Take every line from the listing below that includes "structured" and copy it.
· · ·
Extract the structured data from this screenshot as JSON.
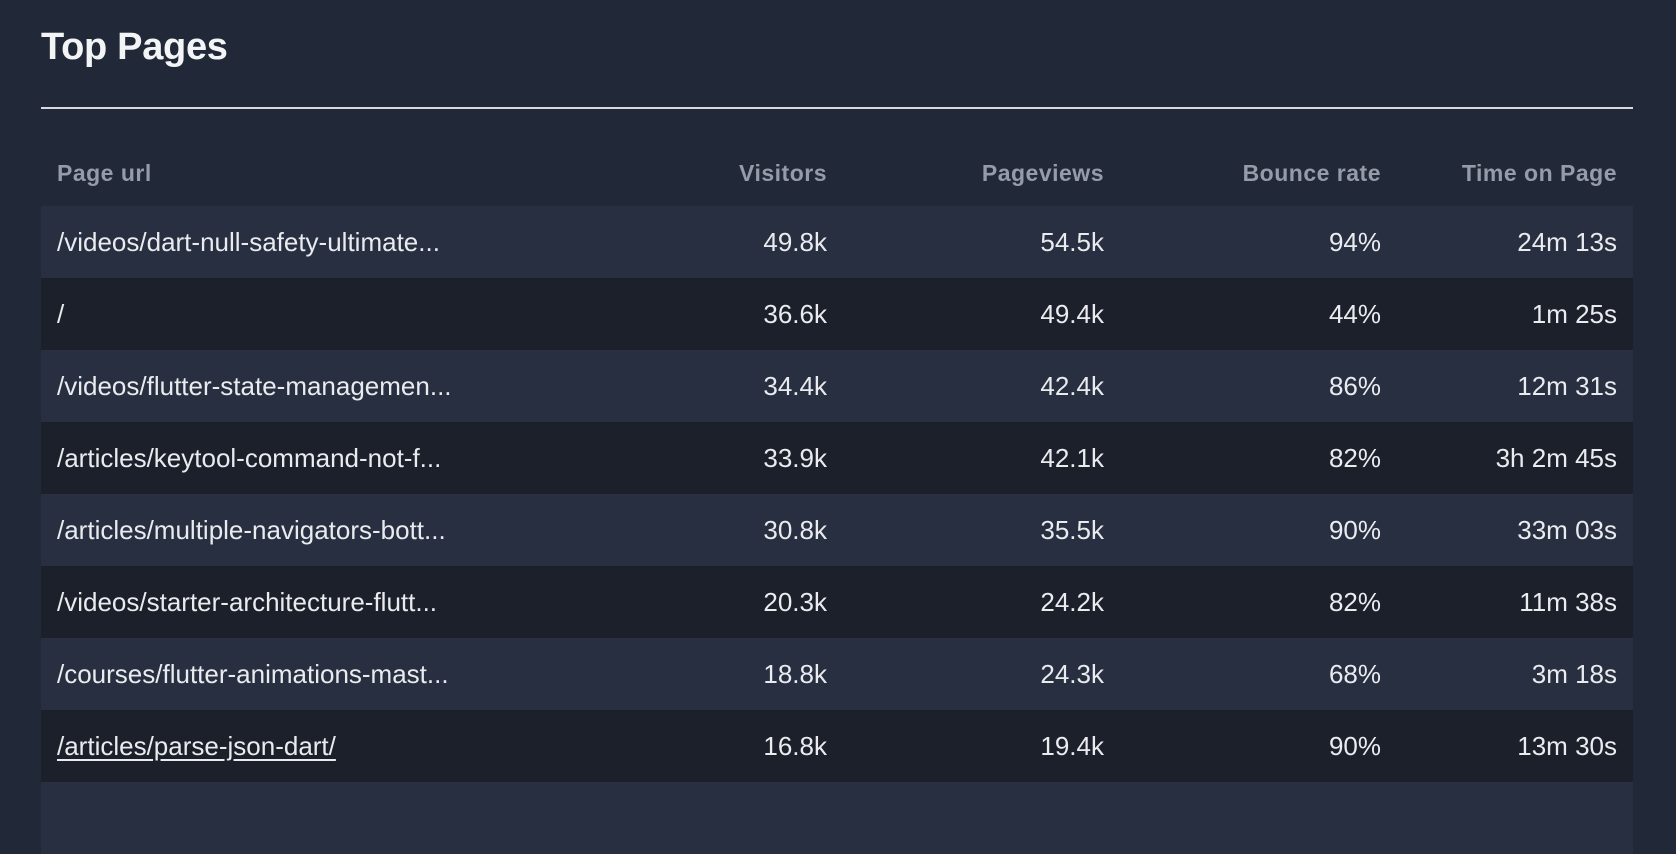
{
  "title": "Top Pages",
  "colors": {
    "background": "#212938",
    "row_odd": "#272f40",
    "row_even": "#1b202b",
    "header_text": "#959ba8",
    "cell_text": "#e9ebef",
    "divider": "#d7dae0"
  },
  "table": {
    "columns": [
      "Page url",
      "Visitors",
      "Pageviews",
      "Bounce rate",
      "Time on Page"
    ],
    "rows": [
      {
        "url": "/videos/dart-null-safety-ultimate...",
        "visitors": "49.8k",
        "pageviews": "54.5k",
        "bounce": "94%",
        "time": "24m 13s"
      },
      {
        "url": "/",
        "visitors": "36.6k",
        "pageviews": "49.4k",
        "bounce": "44%",
        "time": "1m 25s"
      },
      {
        "url": "/videos/flutter-state-managemen...",
        "visitors": "34.4k",
        "pageviews": "42.4k",
        "bounce": "86%",
        "time": "12m 31s"
      },
      {
        "url": "/articles/keytool-command-not-f...",
        "visitors": "33.9k",
        "pageviews": "42.1k",
        "bounce": "82%",
        "time": "3h 2m 45s"
      },
      {
        "url": "/articles/multiple-navigators-bott...",
        "visitors": "30.8k",
        "pageviews": "35.5k",
        "bounce": "90%",
        "time": "33m 03s"
      },
      {
        "url": "/videos/starter-architecture-flutt...",
        "visitors": "20.3k",
        "pageviews": "24.2k",
        "bounce": "82%",
        "time": "11m 38s"
      },
      {
        "url": "/courses/flutter-animations-mast...",
        "visitors": "18.8k",
        "pageviews": "24.3k",
        "bounce": "68%",
        "time": "3m 18s"
      },
      {
        "url": "/articles/parse-json-dart/",
        "visitors": "16.8k",
        "pageviews": "19.4k",
        "bounce": "90%",
        "time": "13m 30s",
        "hovered": true
      },
      {
        "url": "",
        "visitors": "",
        "pageviews": "",
        "bounce": "",
        "time": ""
      }
    ]
  }
}
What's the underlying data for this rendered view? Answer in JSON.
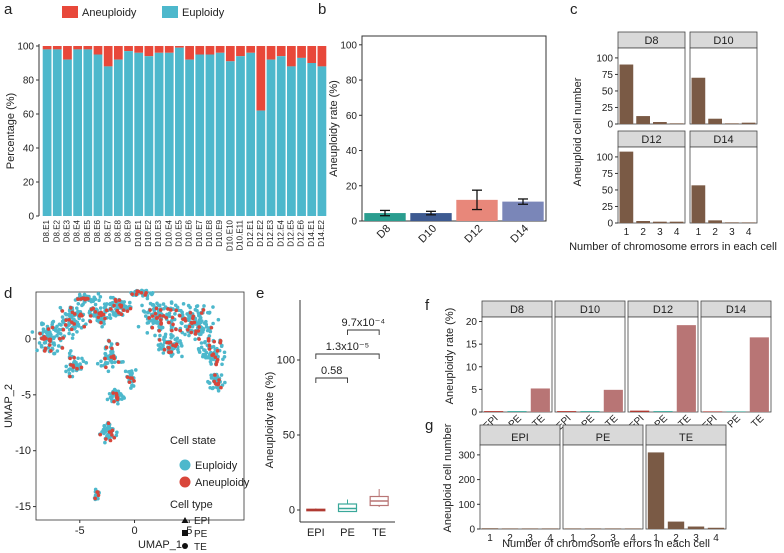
{
  "panel_letters": {
    "a": "a",
    "b": "b",
    "c": "c",
    "d": "d",
    "e": "e",
    "f": "f",
    "g": "g"
  },
  "colors": {
    "aneuploidy": "#e8483a",
    "euploidy": "#4db8cc",
    "d8": "#2a9d8f",
    "d10": "#3d5a91",
    "d12": "#e8877a",
    "d14": "#7a86b8",
    "brown": "#7a5a45",
    "epi": "#b03a32",
    "pe": "#3aa89a",
    "te": "#b87575",
    "strip": "#d9d9d9",
    "umap_eu": "#4db8cc",
    "umap_an": "#d9463a"
  },
  "chart_data": [
    {
      "id": "a",
      "type": "bar",
      "stacked": true,
      "ylabel": "Percentage (%)",
      "legend": [
        "Aneuploidy",
        "Euploidy"
      ],
      "yticks": [
        0,
        20,
        40,
        60,
        80,
        100
      ],
      "categories": [
        "D8.E1",
        "D8.E2",
        "D8.E3",
        "D8.E4",
        "D8.E5",
        "D8.E6",
        "D8.E7",
        "D8.E8",
        "D8.E9",
        "D10.E1",
        "D10.E2",
        "D10.E3",
        "D10.E4",
        "D10.E5",
        "D10.E6",
        "D10.E7",
        "D10.E8",
        "D10.E9",
        "D10.E10",
        "D10.E11",
        "D12.E1",
        "D12.E2",
        "D12.E3",
        "D12.E4",
        "D12.E5",
        "D12.E6",
        "D14.E1",
        "D14.E2"
      ],
      "euploidy": [
        98,
        98,
        92,
        98,
        98,
        95,
        88,
        92,
        97,
        96,
        94,
        96,
        96,
        99,
        92,
        95,
        95,
        96,
        91,
        94,
        96,
        62,
        92,
        94,
        88,
        93,
        90,
        88
      ]
    },
    {
      "id": "b",
      "type": "bar",
      "ylabel": "Aneuploidy rate (%)",
      "categories": [
        "D8",
        "D10",
        "D12",
        "D14"
      ],
      "values": [
        4.5,
        4.5,
        12,
        11
      ],
      "errors": [
        1.5,
        1,
        5.5,
        1.5
      ],
      "yticks": [
        0,
        20,
        40,
        60,
        80,
        100
      ],
      "ylim": [
        0,
        105
      ]
    },
    {
      "id": "c",
      "type": "bar",
      "facets": true,
      "ylabel": "Aneuploid cell number",
      "xlabel": "Number of chromosome errors in each cell",
      "xticks": [
        "1",
        "2",
        "3",
        "4"
      ],
      "yticks": [
        0,
        25,
        50,
        75,
        100
      ],
      "ylim": [
        0,
        115
      ],
      "panels": [
        {
          "label": "D8",
          "values": [
            90,
            12,
            3,
            1
          ]
        },
        {
          "label": "D10",
          "values": [
            70,
            8,
            1,
            2
          ]
        },
        {
          "label": "D12",
          "values": [
            108,
            3,
            2,
            2
          ]
        },
        {
          "label": "D14",
          "values": [
            57,
            4,
            1,
            0
          ]
        }
      ]
    },
    {
      "id": "d",
      "type": "scatter",
      "xlabel": "UMAP_1",
      "ylabel": "UMAP_2",
      "xticks": [
        -5,
        0,
        5
      ],
      "yticks": [
        0,
        -5,
        -10,
        -15
      ],
      "legend_state_title": "Cell state",
      "legend_state": [
        "Euploidy",
        "Aneuploidy"
      ],
      "legend_type_title": "Cell type",
      "legend_type": [
        "EPI",
        "PE",
        "TE"
      ]
    },
    {
      "id": "e",
      "type": "box",
      "ylabel": "Aneuploidy rate (%)",
      "categories": [
        "EPI",
        "PE",
        "TE"
      ],
      "yticks": [
        0,
        50,
        100
      ],
      "ylim": [
        -8,
        140
      ],
      "boxes": [
        {
          "min": 0,
          "q1": 0,
          "median": 0,
          "q3": 0.5,
          "max": 1
        },
        {
          "min": -1,
          "q1": -1,
          "median": 1,
          "q3": 4,
          "max": 7
        },
        {
          "min": 2,
          "q1": 3,
          "median": 6,
          "q3": 9,
          "max": 14
        }
      ],
      "pvalues": [
        {
          "label": "0.58",
          "from": 0,
          "to": 1
        },
        {
          "label": "1.3x10⁻⁵",
          "from": 0,
          "to": 2
        },
        {
          "label": "9.7x10⁻⁴",
          "from": 1,
          "to": 2
        }
      ]
    },
    {
      "id": "f",
      "type": "bar",
      "facets": true,
      "ylabel": "Aneuploidy rate (%)",
      "categories": [
        "EPI",
        "PE",
        "TE"
      ],
      "yticks": [
        0,
        5,
        10,
        15,
        20
      ],
      "ylim": [
        0,
        21
      ],
      "panels": [
        {
          "label": "D8",
          "values": [
            0.2,
            0.2,
            5.2
          ]
        },
        {
          "label": "D10",
          "values": [
            0.2,
            0.2,
            4.9
          ]
        },
        {
          "label": "D12",
          "values": [
            0.3,
            0.2,
            19.2
          ]
        },
        {
          "label": "D14",
          "values": [
            0,
            0,
            16.5
          ]
        }
      ]
    },
    {
      "id": "g",
      "type": "bar",
      "facets": true,
      "ylabel": "Aneuploid cell number",
      "xlabel": "Number of chromosome errors in each cell",
      "xticks": [
        "1",
        "2",
        "3",
        "4"
      ],
      "yticks": [
        0,
        100,
        200,
        300
      ],
      "ylim": [
        0,
        340
      ],
      "panels": [
        {
          "label": "EPI",
          "values": [
            3,
            0,
            0,
            0
          ]
        },
        {
          "label": "PE",
          "values": [
            2,
            1,
            0,
            0
          ]
        },
        {
          "label": "TE",
          "values": [
            310,
            30,
            10,
            5
          ]
        }
      ]
    }
  ]
}
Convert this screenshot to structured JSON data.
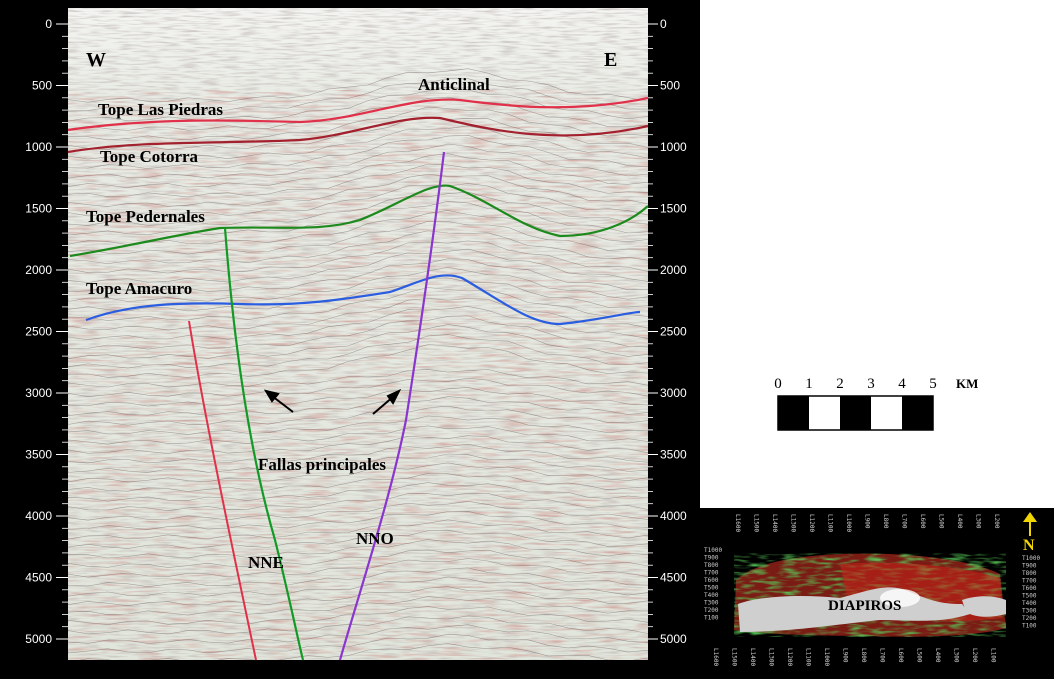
{
  "seismic_section": {
    "west_label": "W",
    "east_label": "E",
    "depth_ticks": [
      "0",
      "500",
      "1000",
      "1500",
      "2000",
      "2500",
      "3000",
      "3500",
      "4000",
      "4500",
      "5000"
    ],
    "horizons": [
      {
        "label": "Tope Las Piedras",
        "color": "#e0304a"
      },
      {
        "label": "Tope Cotorra",
        "color": "#a3202e"
      },
      {
        "label": "Tope Pedernales",
        "color": "#1c8a1c"
      },
      {
        "label": "Tope Amacuro",
        "color": "#2a5de0"
      }
    ],
    "structure_label": "Anticlinal",
    "faults_label": "Fallas principales",
    "faults": [
      {
        "label": "",
        "color": "#e0304a"
      },
      {
        "label": "NNE",
        "color": "#139a26"
      },
      {
        "label": "NNO",
        "color": "#8a35d0"
      }
    ]
  },
  "scale": {
    "ticks": [
      "0",
      "1",
      "2",
      "3",
      "4",
      "5"
    ],
    "unit": "KM"
  },
  "inset_map": {
    "label": "DIAPIROS",
    "north_label": "N",
    "north_color": "#f2d600",
    "top_ticks": [
      "L1600",
      "L1500",
      "L1400",
      "L1300",
      "L1200",
      "L1100",
      "L1000",
      "L900",
      "L800",
      "L700",
      "L600",
      "L500",
      "L400",
      "L300",
      "L200"
    ],
    "bottom_ticks": [
      "L1600",
      "L1500",
      "L1400",
      "L1300",
      "L1200",
      "L1100",
      "L1000",
      "L900",
      "L800",
      "L700",
      "L600",
      "L500",
      "L400",
      "L300",
      "L200",
      "L100"
    ],
    "left_ticks": [
      "T1000",
      "T900",
      "T800",
      "T700",
      "T600",
      "T500",
      "T400",
      "T300",
      "T200",
      "T100"
    ],
    "right_ticks": [
      "T1000",
      "T900",
      "T800",
      "T700",
      "T600",
      "T500",
      "T400",
      "T300",
      "T200",
      "T100"
    ]
  }
}
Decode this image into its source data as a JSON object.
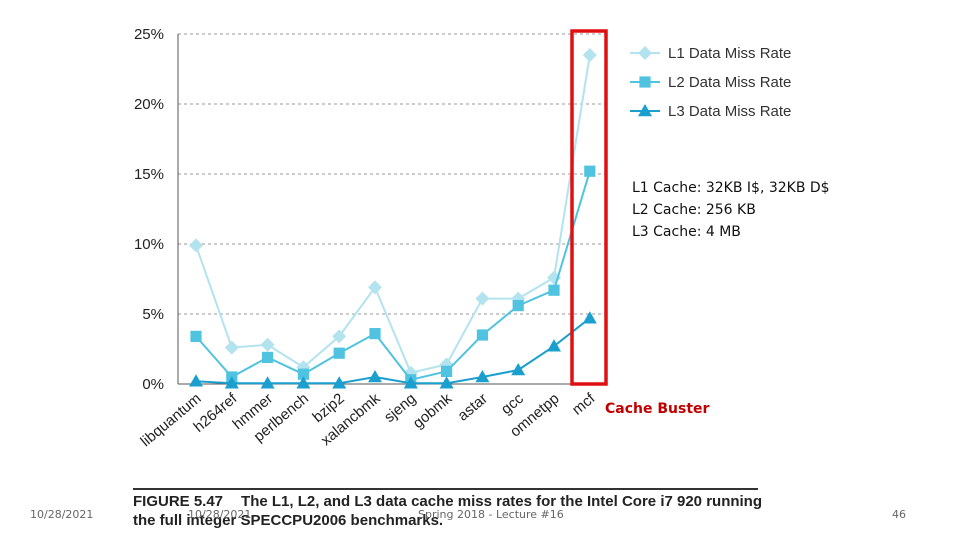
{
  "chart_data": {
    "type": "line",
    "categories": [
      "libquantum",
      "h264ref",
      "hmmer",
      "perlbench",
      "bzip2",
      "xalancbmk",
      "sjeng",
      "gobmk",
      "astar",
      "gcc",
      "omnetpp",
      "mcf"
    ],
    "series": [
      {
        "name": "L1 Data Miss Rate",
        "color": "#b3e3ef",
        "marker": "diamond",
        "values": [
          9.9,
          2.6,
          2.8,
          1.2,
          3.4,
          6.9,
          0.8,
          1.4,
          6.1,
          6.1,
          7.6,
          23.5
        ]
      },
      {
        "name": "L2 Data Miss Rate",
        "color": "#4fc3e0",
        "marker": "square",
        "values": [
          3.4,
          0.5,
          1.9,
          0.7,
          2.2,
          3.6,
          0.3,
          0.9,
          3.5,
          5.6,
          6.7,
          15.2
        ]
      },
      {
        "name": "L3 Data Miss Rate",
        "color": "#1a9fcf",
        "marker": "triangle",
        "values": [
          0.2,
          0.05,
          0.05,
          0.05,
          0.05,
          0.5,
          0.05,
          0.05,
          0.5,
          1.0,
          2.7,
          4.7
        ]
      }
    ],
    "yticks": [
      "25%",
      "20%",
      "15%",
      "10%",
      "5%",
      "0%"
    ],
    "ylim": [
      0,
      25
    ],
    "grid": true,
    "legend": "top-right",
    "highlight_category": "mcf",
    "highlight_color": "#e01010"
  },
  "notes": [
    "L1 Cache: 32KB I$, 32KB D$",
    "L2 Cache: 256 KB",
    "L3 Cache: 4 MB"
  ],
  "annotation": "Cache Buster",
  "caption": {
    "figure": "FIGURE 5.47",
    "text": "The L1, L2, and L3 data cache miss rates for the Intel Core i7 920 running the full integer SPECCPU2006 benchmarks."
  },
  "footer": {
    "date_left": "10/28/2021",
    "date_center": "10/28/2021",
    "lecture": "Spring 2018 - Lecture #16",
    "page": "46"
  }
}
· · ·
■ **CORRECT ANSWER**:
Extract the structured data from this screenshot as JSON.
Convert this screenshot to structured JSON data.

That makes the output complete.